**PROBLEM REQUIREMENTS:**
Repeat all the records exactly, omitting pictures.

**THE DATA:**
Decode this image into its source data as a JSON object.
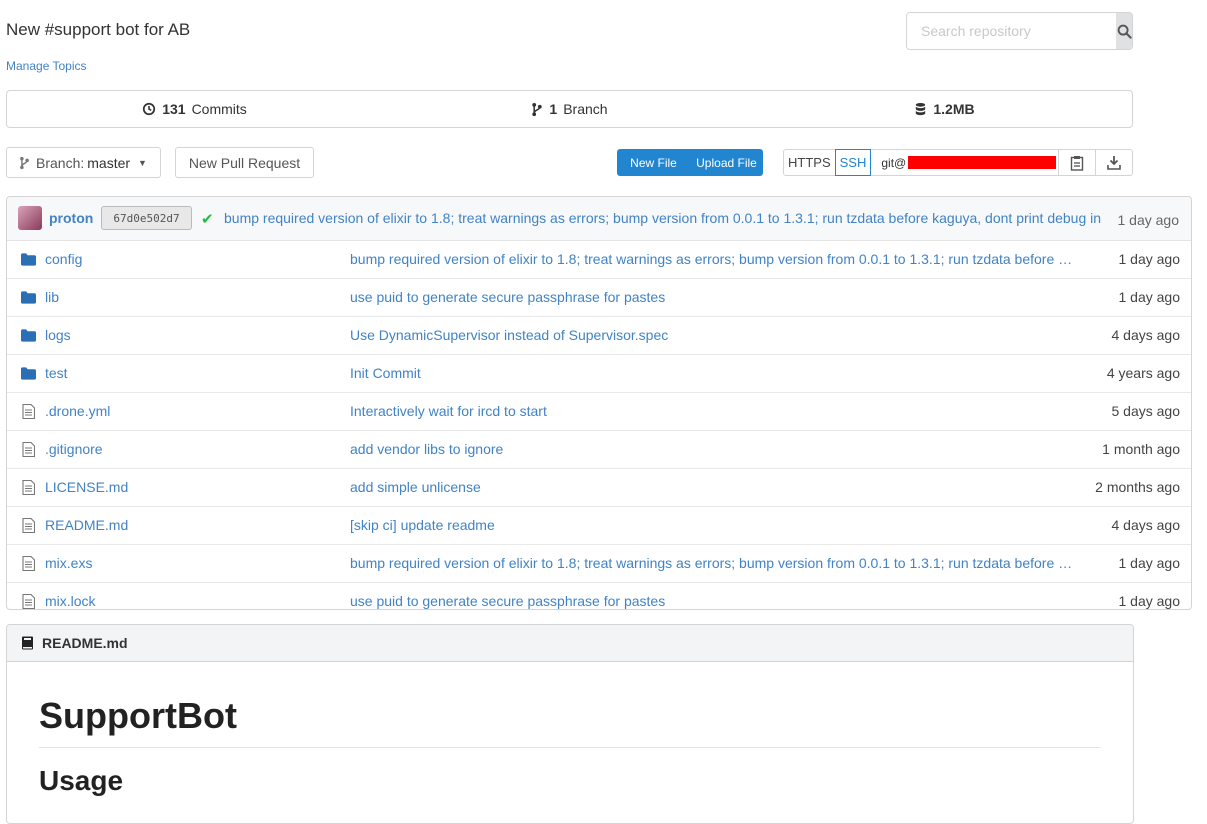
{
  "repo": {
    "description": "New #support bot for AB",
    "manage_topics": "Manage Topics"
  },
  "search": {
    "placeholder": "Search repository"
  },
  "stats": {
    "commits_count": "131",
    "commits_label": "Commits",
    "branches_count": "1",
    "branches_label": "Branch",
    "size": "1.2MB"
  },
  "toolbar": {
    "branch_prefix": "Branch:",
    "branch_name": "master",
    "new_pull_request": "New Pull Request",
    "new_file": "New File",
    "upload_file": "Upload File"
  },
  "clone": {
    "https": "HTTPS",
    "ssh": "SSH",
    "url_prefix": "git@"
  },
  "latest_commit": {
    "author": "proton",
    "sha": "67d0e502d7",
    "message": "bump required version of elixir to 1.8; treat warnings as errors; bump version from 0.0.1 to 1.3.1; run tzdata before kaguya, dont print debug in CI",
    "age": "1 day ago"
  },
  "files": [
    {
      "name": "config",
      "type": "folder",
      "message": "bump required version of elixir to 1.8; treat warnings as errors; bump version from 0.0.1 to 1.3.1; run tzdata before kaguya, dont print debug in CI",
      "age": "1 day ago"
    },
    {
      "name": "lib",
      "type": "folder",
      "message": "use puid to generate secure passphrase for pastes",
      "age": "1 day ago"
    },
    {
      "name": "logs",
      "type": "folder",
      "message": "Use DynamicSupervisor instead of Supervisor.spec",
      "age": "4 days ago"
    },
    {
      "name": "test",
      "type": "folder",
      "message": "Init Commit",
      "age": "4 years ago"
    },
    {
      "name": ".drone.yml",
      "type": "file",
      "message": "Interactively wait for ircd to start",
      "age": "5 days ago"
    },
    {
      "name": ".gitignore",
      "type": "file",
      "message": "add vendor libs to ignore",
      "age": "1 month ago"
    },
    {
      "name": "LICENSE.md",
      "type": "file",
      "message": "add simple unlicense",
      "age": "2 months ago"
    },
    {
      "name": "README.md",
      "type": "file",
      "message": "[skip ci] update readme",
      "age": "4 days ago"
    },
    {
      "name": "mix.exs",
      "type": "file",
      "message": "bump required version of elixir to 1.8; treat warnings as errors; bump version from 0.0.1 to 1.3.1; run tzdata before kaguya, dont print debug in CI",
      "age": "1 day ago"
    },
    {
      "name": "mix.lock",
      "type": "file",
      "message": "use puid to generate secure passphrase for pastes",
      "age": "1 day ago"
    }
  ],
  "readme": {
    "filename": "README.md",
    "h1": "SupportBot",
    "h2": "Usage"
  },
  "colors": {
    "link": "#4183c4",
    "primary": "#2185d0",
    "success": "#21ba45",
    "redaction": "#ff0000"
  }
}
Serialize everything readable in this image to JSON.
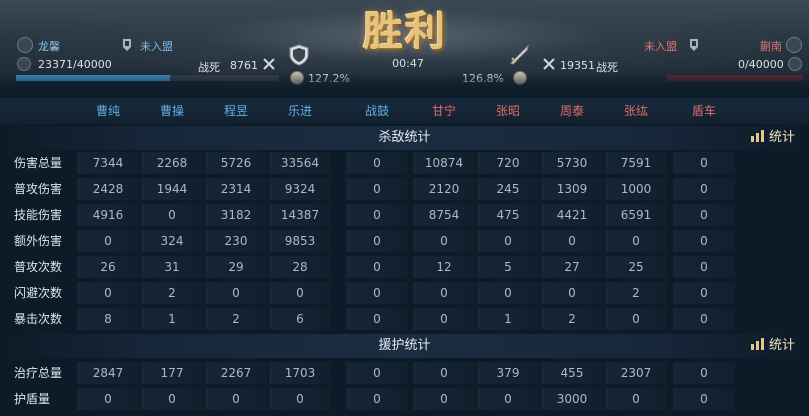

**FULL RESPONSE:**
Decode this image into its source data as a JSON object.
{
  "repo": {
    "description": "New #support bot for AB",
    "manage_topics": "Manage Topics"
  },
  "search": {
    "placeholder": "Search repository"
  },
  "stats": {
    "commits_count": "131",
    "commits_label": "Commits",
    "branches_count": "1",
    "branches_label": "Branch",
    "size": "1.2MB"
  },
  "toolbar": {
    "branch_prefix": "Branch:",
    "branch_name": "master",
    "new_pull_request": "New Pull Request",
    "new_file": "New File",
    "upload_file": "Upload File"
  },
  "clone": {
    "https": "HTTPS",
    "ssh": "SSH",
    "url_prefix": "git@"
  },
  "latest_commit": {
    "author": "proton",
    "sha": "67d0e502d7",
    "message": "bump required version of elixir to 1.8; treat warnings as errors; bump version from 0.0.1 to 1.3.1; run tzdata before kaguya, dont print debug in CI",
    "age": "1 day ago"
  },
  "files": [
    {
      "name": "config",
      "type": "folder",
      "message": "bump required version of elixir to 1.8; treat warnings as errors; bump version from 0.0.1 to 1.3.1; run tzdata before kaguya, dont print debug in CI",
      "age": "1 day ago"
    },
    {
      "name": "lib",
      "type": "folder",
      "message": "use puid to generate secure passphrase for pastes",
      "age": "1 day ago"
    },
    {
      "name": "logs",
      "type": "folder",
      "message": "Use DynamicSupervisor instead of Supervisor.spec",
      "age": "4 days ago"
    },
    {
      "name": "test",
      "type": "folder",
      "message": "Init Commit",
      "age": "4 years ago"
    },
    {
      "name": ".drone.yml",
      "type": "file",
      "message": "Interactively wait for ircd to start",
      "age": "5 days ago"
    },
    {
      "name": ".gitignore",
      "type": "file",
      "message": "add vendor libs to ignore",
      "age": "1 month ago"
    },
    {
      "name": "LICENSE.md",
      "type": "file",
      "message": "add simple unlicense",
      "age": "2 months ago"
    },
    {
      "name": "README.md",
      "type": "file",
      "message": "[skip ci] update readme",
      "age": "4 days ago"
    },
    {
      "name": "mix.exs",
      "type": "file",
      "message": "bump required version of elixir to 1.8; treat warnings as errors; bump version from 0.0.1 to 1.3.1; run tzdata before kaguya, dont print debug in CI",
      "age": "1 day ago"
    },
    {
      "name": "mix.lock",
      "type": "file",
      "message": "use puid to generate secure passphrase for pastes",
      "age": "1 day ago"
    }
  ],
  "readme": {
    "filename": "README.md",
    "h1": "SupportBot",
    "h2": "Usage"
  },
  "colors": {
    "link": "#4183c4",
    "primary": "#2185d0",
    "success": "#21ba45",
    "redaction": "#ff0000"
  }
}
Serialize everything readable in this image to JSON.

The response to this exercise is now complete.